▶ _To do_
Extract all of the data and reproduce it precisely.

▶ _Dataset excerpts_
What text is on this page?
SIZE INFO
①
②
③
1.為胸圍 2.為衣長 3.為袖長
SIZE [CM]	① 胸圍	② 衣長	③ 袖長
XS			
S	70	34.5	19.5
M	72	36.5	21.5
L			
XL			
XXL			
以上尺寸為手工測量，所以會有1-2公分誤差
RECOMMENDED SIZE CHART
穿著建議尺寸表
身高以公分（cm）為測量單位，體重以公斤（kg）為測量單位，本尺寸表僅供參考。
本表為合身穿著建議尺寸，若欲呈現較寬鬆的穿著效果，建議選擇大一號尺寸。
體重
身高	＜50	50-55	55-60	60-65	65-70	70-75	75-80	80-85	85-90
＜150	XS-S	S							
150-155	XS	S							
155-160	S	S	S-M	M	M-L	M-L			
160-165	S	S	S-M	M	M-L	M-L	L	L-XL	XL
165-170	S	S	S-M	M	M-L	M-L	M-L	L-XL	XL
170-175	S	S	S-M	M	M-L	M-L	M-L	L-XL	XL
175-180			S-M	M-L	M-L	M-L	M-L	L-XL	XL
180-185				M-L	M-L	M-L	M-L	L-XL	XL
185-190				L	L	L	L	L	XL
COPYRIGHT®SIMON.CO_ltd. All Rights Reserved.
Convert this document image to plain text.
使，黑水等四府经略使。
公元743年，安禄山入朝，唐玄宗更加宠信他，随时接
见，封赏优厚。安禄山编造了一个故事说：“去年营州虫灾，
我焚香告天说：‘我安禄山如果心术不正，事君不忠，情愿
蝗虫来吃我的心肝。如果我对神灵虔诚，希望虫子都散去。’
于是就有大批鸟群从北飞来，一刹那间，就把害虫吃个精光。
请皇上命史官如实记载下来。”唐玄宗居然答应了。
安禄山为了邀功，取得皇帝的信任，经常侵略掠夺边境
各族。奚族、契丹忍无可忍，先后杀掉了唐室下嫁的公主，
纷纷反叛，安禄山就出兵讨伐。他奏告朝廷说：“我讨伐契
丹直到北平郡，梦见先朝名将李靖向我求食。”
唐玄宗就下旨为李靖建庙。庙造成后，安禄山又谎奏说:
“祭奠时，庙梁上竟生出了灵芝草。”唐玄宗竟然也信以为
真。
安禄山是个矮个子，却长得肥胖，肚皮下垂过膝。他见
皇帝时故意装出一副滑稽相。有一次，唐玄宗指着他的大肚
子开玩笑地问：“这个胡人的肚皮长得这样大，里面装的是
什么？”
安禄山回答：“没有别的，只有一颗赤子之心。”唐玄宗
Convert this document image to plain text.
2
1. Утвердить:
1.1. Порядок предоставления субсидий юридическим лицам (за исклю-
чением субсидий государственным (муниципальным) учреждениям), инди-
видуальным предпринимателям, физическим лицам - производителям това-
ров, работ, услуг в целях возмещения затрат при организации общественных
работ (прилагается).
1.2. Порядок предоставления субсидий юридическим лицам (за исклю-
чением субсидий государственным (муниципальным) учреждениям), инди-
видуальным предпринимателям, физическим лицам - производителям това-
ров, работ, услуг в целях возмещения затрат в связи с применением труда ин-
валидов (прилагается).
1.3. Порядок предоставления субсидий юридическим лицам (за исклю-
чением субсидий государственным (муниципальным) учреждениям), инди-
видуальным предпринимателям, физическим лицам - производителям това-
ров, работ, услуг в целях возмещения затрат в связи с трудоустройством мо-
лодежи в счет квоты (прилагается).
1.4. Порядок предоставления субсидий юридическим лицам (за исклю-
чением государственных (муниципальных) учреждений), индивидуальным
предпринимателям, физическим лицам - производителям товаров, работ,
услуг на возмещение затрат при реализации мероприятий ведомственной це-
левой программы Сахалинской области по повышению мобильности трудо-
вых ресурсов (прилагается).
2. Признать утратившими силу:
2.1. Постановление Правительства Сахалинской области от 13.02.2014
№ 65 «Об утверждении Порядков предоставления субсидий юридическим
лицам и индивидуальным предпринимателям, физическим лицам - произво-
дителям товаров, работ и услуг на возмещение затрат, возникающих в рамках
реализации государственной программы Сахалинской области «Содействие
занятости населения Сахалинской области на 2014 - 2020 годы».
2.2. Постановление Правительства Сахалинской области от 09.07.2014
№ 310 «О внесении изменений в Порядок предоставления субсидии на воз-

▶ _Final answer_
What text is on this page?
SIZE INFO
①
②
③
1.為胸圍 2.為衣長 3.為袖長
SIZE [CM]	① 胸圍	② 衣長	③ 袖長
XS			
S	70	34.5	19.5
M	72	36.5	21.5
L			
XL			
XXL			
以上尺寸為手工測量，所以會有1-2公分誤差
RECOMMENDED SIZE CHART
穿著建議尺寸表
身高以公分（cm）為測量單位，體重以公斤（kg）為測量單位，本尺寸表僅供參考。
本表為合身穿著建議尺寸，若欲呈現較寬鬆的穿著效果，建議選擇大一號尺寸。
體重
身高	＜50	50-55	55-60	60-65	65-70	70-75	75-80	80-85	85-90
＜150	XS-S	S							
150-155	XS	S							
155-160	S	S	S-M	M	M-L	M-L			
160-165	S	S	S-M	M	M-L	M-L	L	L-XL	XL
165-170	S	S	S-M	M	M-L	M-L	M-L	L-XL	XL
170-175	S	S	S-M	M	M-L	M-L	M-L	L-XL	XL
175-180			S-M	M-L	M-L	M-L	M-L	L-XL	XL
180-185				M-L	M-L	M-L	M-L	L-XL	XL
185-190				L	L	L	L	L	XL
COPYRIGHT®SIMON.CO_ltd. All Rights Reserved.
Convert this document image to plain text.
使，黑水等四府经略使。
公元743年，安禄山入朝，唐玄宗更加宠信他，随时接
见，封赏优厚。安禄山编造了一个故事说：“去年营州虫灾，
我焚香告天说：‘我安禄山如果心术不正，事君不忠，情愿
蝗虫来吃我的心肝。如果我对神灵虔诚，希望虫子都散去。’
于是就有大批鸟群从北飞来，一刹那间，就把害虫吃个精光。
请皇上命史官如实记载下来。”唐玄宗居然答应了。
安禄山为了邀功，取得皇帝的信任，经常侵略掠夺边境
各族。奚族、契丹忍无可忍，先后杀掉了唐室下嫁的公主，
纷纷反叛，安禄山就出兵讨伐。他奏告朝廷说：“我讨伐契
丹直到北平郡，梦见先朝名将李靖向我求食。”
唐玄宗就下旨为李靖建庙。庙造成后，安禄山又谎奏说:
“祭奠时，庙梁上竟生出了灵芝草。”唐玄宗竟然也信以为
真。
安禄山是个矮个子，却长得肥胖，肚皮下垂过膝。他见
皇帝时故意装出一副滑稽相。有一次，唐玄宗指着他的大肚
子开玩笑地问：“这个胡人的肚皮长得这样大，里面装的是
什么？”
安禄山回答：“没有别的，只有一颗赤子之心。”唐玄宗
Convert this document image to plain text.
2
1. Утвердить:
1.1. Порядок предоставления субсидий юридическим лицам (за исклю-
чением субсидий государственным (муниципальным) учреждениям), инди-
видуальным предпринимателям, физическим лицам - производителям това-
ров, работ, услуг в целях возмещения затрат при организации общественных
работ (прилагается).
1.2. Порядок предоставления субсидий юридическим лицам (за исклю-
чением субсидий государственным (муниципальным) учреждениям), инди-
видуальным предпринимателям, физическим лицам - производителям това-
ров, работ, услуг в целях возмещения затрат в связи с применением труда ин-
валидов (прилагается).
1.3. Порядок предоставления субсидий юридическим лицам (за исклю-
чением субсидий государственным (муниципальным) учреждениям), инди-
видуальным предпринимателям, физическим лицам - производителям това-
ров, работ, услуг в целях возмещения затрат в связи с трудоустройством мо-
лодежи в счет квоты (прилагается).
1.4. Порядок предоставления субсидий юридическим лицам (за исклю-
чением государственных (муниципальных) учреждений), индивидуальным
предпринимателям, физическим лицам - производителям товаров, работ,
услуг на возмещение затрат при реализации мероприятий ведомственной це-
левой программы Сахалинской области по повышению мобильности трудо-
вых ресурсов (прилагается).
2. Признать утратившими силу:
2.1. Постановление Правительства Сахалинской области от 13.02.2014
№ 65 «Об утверждении Порядков предоставления субсидий юридическим
лицам и индивидуальным предпринимателям, физическим лицам - произво-
дителям товаров, работ и услуг на возмещение затрат, возникающих в рамках
реализации государственной программы Сахалинской области «Содействие
занятости населения Сахалинской области на 2014 - 2020 годы».
2.2. Постановление Правительства Сахалинской области от 09.07.2014
№ 310 «О внесении изменений в Порядок предоставления субсидии на воз-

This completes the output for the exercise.